::: Entries shown

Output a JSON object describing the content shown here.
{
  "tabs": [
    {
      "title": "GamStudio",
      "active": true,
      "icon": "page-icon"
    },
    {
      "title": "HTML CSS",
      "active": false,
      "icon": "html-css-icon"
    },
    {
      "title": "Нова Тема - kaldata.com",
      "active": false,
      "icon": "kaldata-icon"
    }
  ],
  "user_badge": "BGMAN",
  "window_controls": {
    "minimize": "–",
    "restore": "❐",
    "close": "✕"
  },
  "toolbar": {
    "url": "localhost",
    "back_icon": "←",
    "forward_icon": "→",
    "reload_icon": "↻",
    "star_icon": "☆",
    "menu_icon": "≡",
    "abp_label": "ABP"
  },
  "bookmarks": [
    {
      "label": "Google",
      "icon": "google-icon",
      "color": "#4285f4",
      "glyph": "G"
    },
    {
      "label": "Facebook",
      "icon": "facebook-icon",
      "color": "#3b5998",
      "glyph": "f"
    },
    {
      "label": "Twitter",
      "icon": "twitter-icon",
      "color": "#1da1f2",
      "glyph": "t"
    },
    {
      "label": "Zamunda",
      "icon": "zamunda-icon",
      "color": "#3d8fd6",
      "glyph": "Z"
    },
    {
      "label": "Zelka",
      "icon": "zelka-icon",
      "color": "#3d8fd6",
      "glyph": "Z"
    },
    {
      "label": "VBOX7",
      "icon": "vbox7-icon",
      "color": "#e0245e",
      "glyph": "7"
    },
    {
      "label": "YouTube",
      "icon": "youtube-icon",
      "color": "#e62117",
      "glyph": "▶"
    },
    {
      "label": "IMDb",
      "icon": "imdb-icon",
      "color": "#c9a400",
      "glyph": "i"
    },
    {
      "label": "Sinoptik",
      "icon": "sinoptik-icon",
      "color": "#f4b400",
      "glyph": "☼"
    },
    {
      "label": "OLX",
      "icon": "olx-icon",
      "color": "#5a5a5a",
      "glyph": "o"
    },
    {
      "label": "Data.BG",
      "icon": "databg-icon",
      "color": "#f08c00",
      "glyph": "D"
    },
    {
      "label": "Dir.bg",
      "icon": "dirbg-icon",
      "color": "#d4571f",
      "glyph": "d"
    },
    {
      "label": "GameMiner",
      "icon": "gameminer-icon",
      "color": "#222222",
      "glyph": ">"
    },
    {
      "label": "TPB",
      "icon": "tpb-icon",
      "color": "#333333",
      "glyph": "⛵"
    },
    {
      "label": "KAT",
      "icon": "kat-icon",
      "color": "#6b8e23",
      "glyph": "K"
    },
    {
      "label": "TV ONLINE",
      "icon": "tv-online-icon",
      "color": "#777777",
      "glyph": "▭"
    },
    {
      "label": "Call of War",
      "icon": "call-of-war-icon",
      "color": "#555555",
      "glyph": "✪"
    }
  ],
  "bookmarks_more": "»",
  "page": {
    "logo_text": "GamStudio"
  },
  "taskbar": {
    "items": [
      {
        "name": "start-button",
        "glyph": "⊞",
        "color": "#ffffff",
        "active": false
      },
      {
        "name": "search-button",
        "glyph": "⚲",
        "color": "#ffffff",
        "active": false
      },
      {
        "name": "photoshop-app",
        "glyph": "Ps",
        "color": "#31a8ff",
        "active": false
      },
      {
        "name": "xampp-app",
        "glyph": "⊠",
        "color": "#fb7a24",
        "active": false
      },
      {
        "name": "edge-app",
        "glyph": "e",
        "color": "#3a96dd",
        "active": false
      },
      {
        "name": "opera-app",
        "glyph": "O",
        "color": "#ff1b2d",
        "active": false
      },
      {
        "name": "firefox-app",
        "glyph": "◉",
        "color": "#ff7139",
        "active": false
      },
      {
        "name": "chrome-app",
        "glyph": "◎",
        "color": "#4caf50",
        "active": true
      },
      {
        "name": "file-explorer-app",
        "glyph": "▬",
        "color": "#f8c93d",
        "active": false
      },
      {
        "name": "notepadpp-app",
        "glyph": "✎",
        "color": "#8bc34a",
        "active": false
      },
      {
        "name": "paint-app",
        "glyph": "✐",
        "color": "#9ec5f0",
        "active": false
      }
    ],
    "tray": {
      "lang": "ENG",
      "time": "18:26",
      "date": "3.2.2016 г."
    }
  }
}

::::::

Description of the task ▸
Set all of the records down again, exactly as they stand.

Written solution ▸
Output a JSON object describing the content shown here.
{
  "tabs": [
    {
      "title": "GamStudio",
      "active": true,
      "icon": "page-icon"
    },
    {
      "title": "HTML CSS",
      "active": false,
      "icon": "html-css-icon"
    },
    {
      "title": "Нова Тема - kaldata.com",
      "active": false,
      "icon": "kaldata-icon"
    }
  ],
  "user_badge": "BGMAN",
  "window_controls": {
    "minimize": "–",
    "restore": "❐",
    "close": "✕"
  },
  "toolbar": {
    "url": "localhost",
    "back_icon": "←",
    "forward_icon": "→",
    "reload_icon": "↻",
    "star_icon": "☆",
    "menu_icon": "≡",
    "abp_label": "ABP"
  },
  "bookmarks": [
    {
      "label": "Google",
      "icon": "google-icon",
      "color": "#4285f4",
      "glyph": "G"
    },
    {
      "label": "Facebook",
      "icon": "facebook-icon",
      "color": "#3b5998",
      "glyph": "f"
    },
    {
      "label": "Twitter",
      "icon": "twitter-icon",
      "color": "#1da1f2",
      "glyph": "t"
    },
    {
      "label": "Zamunda",
      "icon": "zamunda-icon",
      "color": "#3d8fd6",
      "glyph": "Z"
    },
    {
      "label": "Zelka",
      "icon": "zelka-icon",
      "color": "#3d8fd6",
      "glyph": "Z"
    },
    {
      "label": "VBOX7",
      "icon": "vbox7-icon",
      "color": "#e0245e",
      "glyph": "7"
    },
    {
      "label": "YouTube",
      "icon": "youtube-icon",
      "color": "#e62117",
      "glyph": "▶"
    },
    {
      "label": "IMDb",
      "icon": "imdb-icon",
      "color": "#c9a400",
      "glyph": "i"
    },
    {
      "label": "Sinoptik",
      "icon": "sinoptik-icon",
      "color": "#f4b400",
      "glyph": "☼"
    },
    {
      "label": "OLX",
      "icon": "olx-icon",
      "color": "#5a5a5a",
      "glyph": "o"
    },
    {
      "label": "Data.BG",
      "icon": "databg-icon",
      "color": "#f08c00",
      "glyph": "D"
    },
    {
      "label": "Dir.bg",
      "icon": "dirbg-icon",
      "color": "#d4571f",
      "glyph": "d"
    },
    {
      "label": "GameMiner",
      "icon": "gameminer-icon",
      "color": "#222222",
      "glyph": ">"
    },
    {
      "label": "TPB",
      "icon": "tpb-icon",
      "color": "#333333",
      "glyph": "⛵"
    },
    {
      "label": "KAT",
      "icon": "kat-icon",
      "color": "#6b8e23",
      "glyph": "K"
    },
    {
      "label": "TV ONLINE",
      "icon": "tv-online-icon",
      "color": "#777777",
      "glyph": "▭"
    },
    {
      "label": "Call of War",
      "icon": "call-of-war-icon",
      "color": "#555555",
      "glyph": "✪"
    }
  ],
  "bookmarks_more": "»",
  "page": {
    "logo_text": "GamStudio"
  },
  "taskbar": {
    "items": [
      {
        "name": "start-button",
        "glyph": "⊞",
        "color": "#ffffff",
        "active": false
      },
      {
        "name": "search-button",
        "glyph": "⚲",
        "color": "#ffffff",
        "active": false
      },
      {
        "name": "photoshop-app",
        "glyph": "Ps",
        "color": "#31a8ff",
        "active": false
      },
      {
        "name": "xampp-app",
        "glyph": "⊠",
        "color": "#fb7a24",
        "active": false
      },
      {
        "name": "edge-app",
        "glyph": "e",
        "color": "#3a96dd",
        "active": false
      },
      {
        "name": "opera-app",
        "glyph": "O",
        "color": "#ff1b2d",
        "active": false
      },
      {
        "name": "firefox-app",
        "glyph": "◉",
        "color": "#ff7139",
        "active": false
      },
      {
        "name": "chrome-app",
        "glyph": "◎",
        "color": "#4caf50",
        "active": true
      },
      {
        "name": "file-explorer-app",
        "glyph": "▬",
        "color": "#f8c93d",
        "active": false
      },
      {
        "name": "notepadpp-app",
        "glyph": "✎",
        "color": "#8bc34a",
        "active": false
      },
      {
        "name": "paint-app",
        "glyph": "✐",
        "color": "#9ec5f0",
        "active": false
      }
    ],
    "tray": {
      "lang": "ENG",
      "time": "18:26",
      "date": "3.2.2016 г."
    }
  }
}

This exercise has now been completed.